I expected to work just as lcm do

(%i5)   lcm(10,6);lcm([10,6]);
(%o4)   30
(%o5)   30

I count not find any way, by apply or map lamda etc, to convert list to arguments so as to make gcd to work on lists.

Discussion

  • Barton Willis

    Barton Willis - 2024-02-28

    Here is one way to find the gcd of the members of a list:

    apply('gcd,[10,6]);
    2
    

    In the user documentation for gcd and lcm, I don't see any mention of calling either function on a list. So I'd say that this bug report of is more of a feature request to (i) expand the user documentation for lcm and (ii) allow gcd to be called on a list.

     
  • Jimis Hol

    Jimis Hol - 2024-02-28

    Yes indeed. in that sense looks like a feature request. Also thank you for the single quote. Because of the working apply(min,[10,6]) I did not think to add the quote before gcd.
__________
→ **Goal 1**
In the discussion about gcd and lists, why does Barton Willis call the bug report more of a feature request?
→ **Goal 2**
Write the next part of the discussion about gcd and lists, starting after its last sentence.

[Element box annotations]
__________
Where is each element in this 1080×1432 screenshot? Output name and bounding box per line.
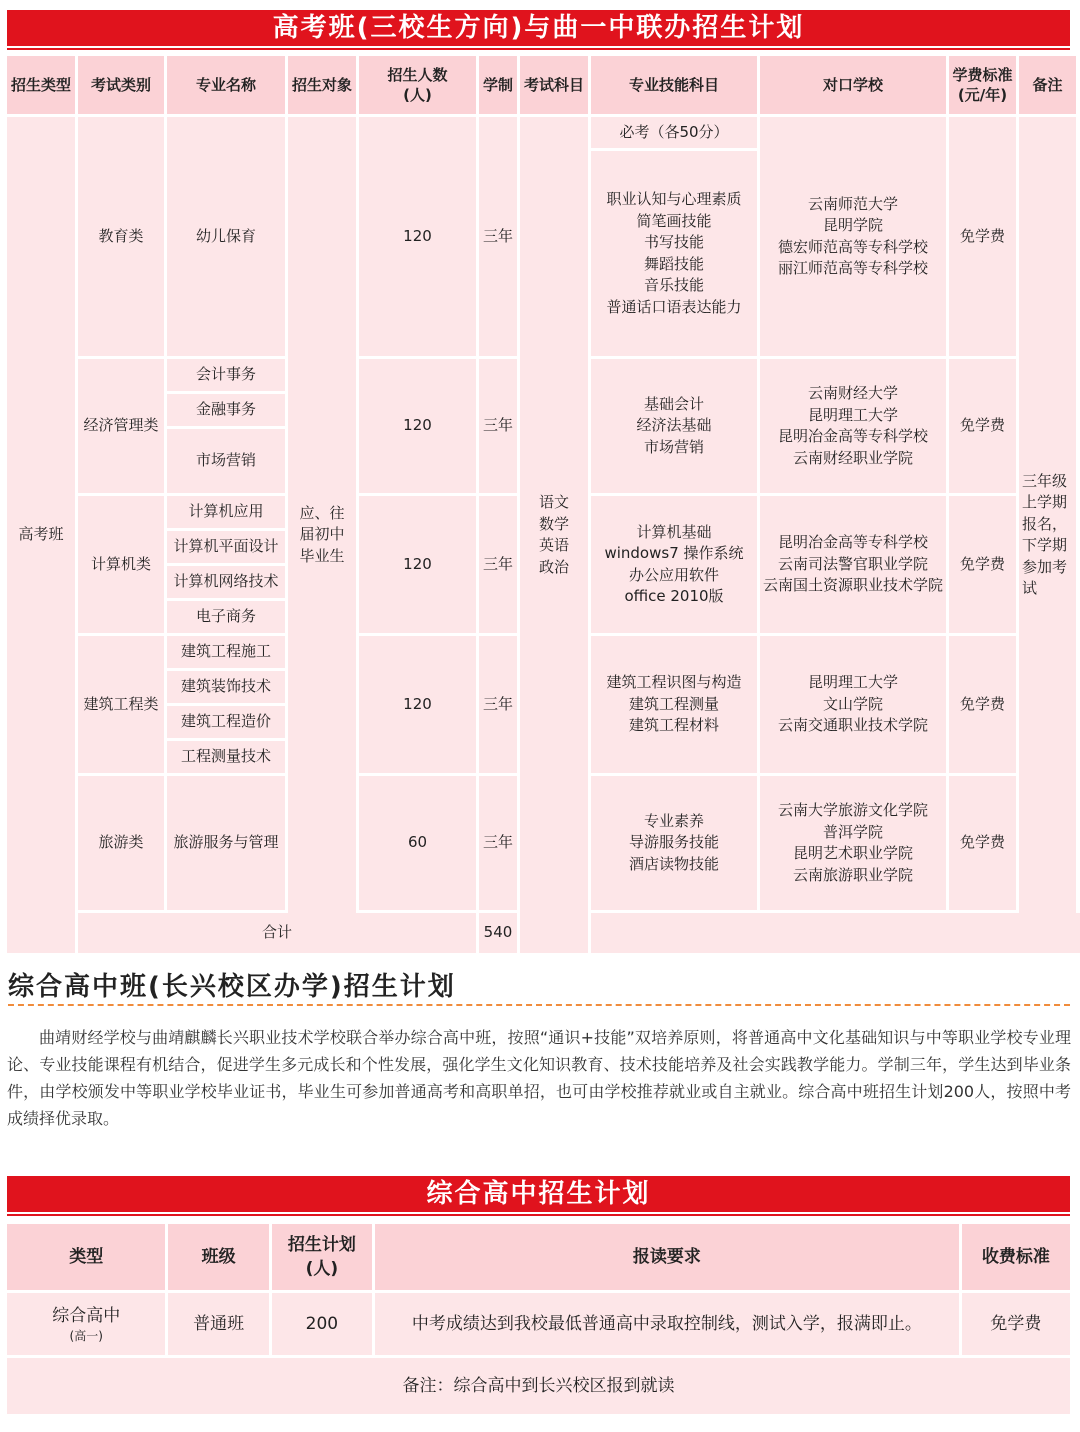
section-divider bbox=[8, 1004, 1070, 1006]
cell-count: 120 bbox=[359, 359, 476, 493]
cell-count: 60 bbox=[359, 776, 476, 910]
table-header-row bbox=[7, 56, 1080, 114]
cell-category-computer: 计算机类 bbox=[78, 496, 164, 633]
cell-fee: 免学费 bbox=[962, 1293, 1070, 1355]
cell-major: 会计事务 bbox=[167, 359, 285, 391]
cell-type-sub: (高一) bbox=[69, 1329, 103, 1343]
cell-category-tourism: 旅游类 bbox=[78, 776, 164, 910]
cell-class: 普通班 bbox=[168, 1293, 268, 1355]
cell-category-economics: 经济管理类 bbox=[78, 359, 164, 493]
cell-fee: 免学费 bbox=[949, 776, 1016, 910]
cell-note: 备注：综合高中到长兴校区报到就读 bbox=[7, 1358, 1070, 1414]
cell-major: 计算机平面设计 bbox=[167, 531, 285, 563]
cell-skills: 职业认知与心理素质 简笔画技能 书写技能 舞蹈技能 音乐技能 普通话口语表达能力 bbox=[591, 151, 757, 356]
header-skill-subjects: 专业技能科目 bbox=[591, 56, 757, 114]
cell-skills: 计算机基础 windows7 操作系统 办公应用软件 office 2010版 bbox=[591, 496, 757, 633]
cell-major: 电子商务 bbox=[167, 601, 285, 633]
table-header-row bbox=[7, 1224, 1070, 1290]
header-fee: 学费标准 (元/年) bbox=[949, 56, 1016, 114]
section-paragraph: 曲靖财经学校与曲靖麒麟长兴职业技术学校联合举办综合高中班，按照“通识+技能”双培养原则，将普通高中文化基础知识与中等职业学校专业理论、专业技能课程有机结合，促进学生多元成长和个性发展，强化学生文化知识教育、技术技能培养及社会实践教学能力。学制三年，学生达到毕业条件，由学校颁发中等职业学校毕业证书，毕业生可参加普通高考和高职单招，也可由学校推荐就业或自主就业。综合高中班招生计划200人，按照中考成绩择优录取。 bbox=[7, 1028, 1071, 1128]
cell-category-construction: 建筑工程类 bbox=[78, 636, 164, 773]
cell-major: 计算机应用 bbox=[167, 496, 285, 528]
header-target: 招生对象 bbox=[288, 56, 356, 114]
header-plan: 招生计划 (人) bbox=[272, 1224, 372, 1290]
section-title: 综合高中班(长兴校区办学)招生计划 bbox=[8, 972, 456, 1002]
cell-schools: 云南财经大学 昆明理工大学 昆明冶金高等专科学校 云南财经职业学院 bbox=[760, 359, 946, 493]
cell-schools: 云南师范大学 昆明学院 德宏师范高等专科学校 丽江师范高等专科学校 bbox=[760, 117, 946, 356]
cell-duration: 三年 bbox=[479, 636, 517, 773]
cell-duration: 三年 bbox=[479, 359, 517, 493]
table-row bbox=[7, 1293, 1070, 1355]
cell-major: 计算机网络技术 bbox=[167, 566, 285, 598]
header-remark: 备注 bbox=[1019, 56, 1076, 114]
cell-count: 120 bbox=[359, 636, 476, 773]
cell-duration: 三年 bbox=[479, 496, 517, 633]
cell-count: 120 bbox=[359, 117, 476, 356]
header-type: 类型 bbox=[7, 1224, 165, 1290]
cell-total-blank bbox=[591, 913, 1080, 953]
cell-fee: 免学费 bbox=[949, 117, 1016, 356]
cell-duration: 三年 bbox=[479, 117, 517, 356]
cell-total-label: 合计 bbox=[78, 913, 476, 953]
cell-major: 工程测量技术 bbox=[167, 741, 285, 773]
header-requirement: 报读要求 bbox=[375, 1224, 959, 1290]
cell-major: 幼儿保育 bbox=[167, 117, 285, 356]
cell-fee: 免学费 bbox=[949, 496, 1016, 633]
cell-major: 建筑装饰技术 bbox=[167, 671, 285, 703]
cell-major: 市场营销 bbox=[167, 429, 285, 493]
cell-schools: 昆明理工大学 文山学院 云南交通职业技术学院 bbox=[760, 636, 946, 773]
header-fee: 收费标准 bbox=[962, 1224, 1070, 1290]
cell-schools: 昆明冶金高等专科学校 云南司法警官职业学院 云南国土资源职业技术学院 bbox=[760, 496, 946, 633]
table-row bbox=[7, 117, 1080, 148]
cell-type-main: 综合高中 bbox=[52, 1306, 121, 1326]
cell-total-value: 540 bbox=[479, 913, 517, 953]
cell-skills: 专业素养 导游服务技能 酒店读物技能 bbox=[591, 776, 757, 910]
cell-remark: 三年级上学期报名，下学期参加考试 bbox=[1019, 117, 1076, 953]
cell-count: 120 bbox=[359, 496, 476, 633]
gaokao-plan-table bbox=[4, 53, 1080, 956]
cell-required-note: 必考（各50分） bbox=[591, 117, 757, 148]
cell-requirement: 中考成绩达到我校最低普通高中录取控制线，测试入学，报满即止。 bbox=[375, 1293, 959, 1355]
cell-major: 旅游服务与管理 bbox=[167, 776, 285, 910]
cell-skills: 建筑工程识图与构造 建筑工程测量 建筑工程材料 bbox=[591, 636, 757, 773]
cell-major: 建筑工程造价 bbox=[167, 706, 285, 738]
cell-type bbox=[7, 1293, 165, 1355]
header-count: 招生人数 (人) bbox=[359, 56, 476, 114]
cell-fee: 免学费 bbox=[949, 636, 1016, 773]
header-type: 招生类型 bbox=[7, 56, 75, 114]
header-class: 班级 bbox=[168, 1224, 268, 1290]
cell-type: 高考班 bbox=[7, 117, 75, 953]
header-exam-subjects: 考试科目 bbox=[520, 56, 588, 114]
cell-duration: 三年 bbox=[479, 776, 517, 910]
cell-target: 应、往 届初中 毕业生 bbox=[288, 117, 356, 953]
cell-fee: 免学费 bbox=[949, 359, 1016, 493]
cell-major: 金融事务 bbox=[167, 394, 285, 426]
cell-skills: 基础会计 经济法基础 市场营销 bbox=[591, 359, 757, 493]
plan-banner-title: 高考班(三校生方向)与曲一中联办招生计划 bbox=[7, 10, 1070, 46]
cell-schools: 云南大学旅游文化学院 普洱学院 昆明艺术职业学院 云南旅游职业学院 bbox=[760, 776, 946, 910]
note-row bbox=[7, 1358, 1070, 1414]
cell-major: 建筑工程施工 bbox=[167, 636, 285, 668]
header-exam-category: 考试类别 bbox=[78, 56, 164, 114]
header-duration: 学制 bbox=[479, 56, 517, 114]
cell-plan: 200 bbox=[272, 1293, 372, 1355]
comprehensive-plan-banner: 综合高中招生计划 bbox=[7, 1176, 1070, 1212]
cell-exam-subjects: 语文 数学 英语 政治 bbox=[520, 117, 588, 953]
cell-category-education: 教育类 bbox=[78, 117, 164, 356]
header-major: 专业名称 bbox=[167, 56, 285, 114]
header-schools: 对口学校 bbox=[760, 56, 946, 114]
comprehensive-plan-table bbox=[4, 1221, 1073, 1417]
__________
→ **Final result 1**
He finds no mention in the user documentation for gcd or lcm of calling either function on a list. He therefore sees the report as a request to expand the documentation for lcm and to let gcd be called on a list.

→ **Final result 2**
     
  • Raymond Toy

    Raymond Toy - 2024-02-28

    Heh. I was surprised to see that gcd needed single quote. If you leave it off, you get something like spmod(10,6). Then I remembered that gcd also names a variable whose default value is spmod.

    I think the documentation could be improved so that the functions gcd and the variable gcd had different entries. Now you have to get to the second paragraph after a long first paragraph to find out abou the variable.

     
  • Stavros Macrakis

    There's nothing in the doc suggesting that gcd([4,6,8])will work. I'm surprised that lcm allows it.

    It's good practice to always quote a function to avoid surprises.

    I'm surprised that Barton didn't mention the nicer way (which he introduced) of making a 2-argument function into an n-argument one, xreduce (also rreduce and lreduce if you want to control how it associates).

    Closing as not a bug.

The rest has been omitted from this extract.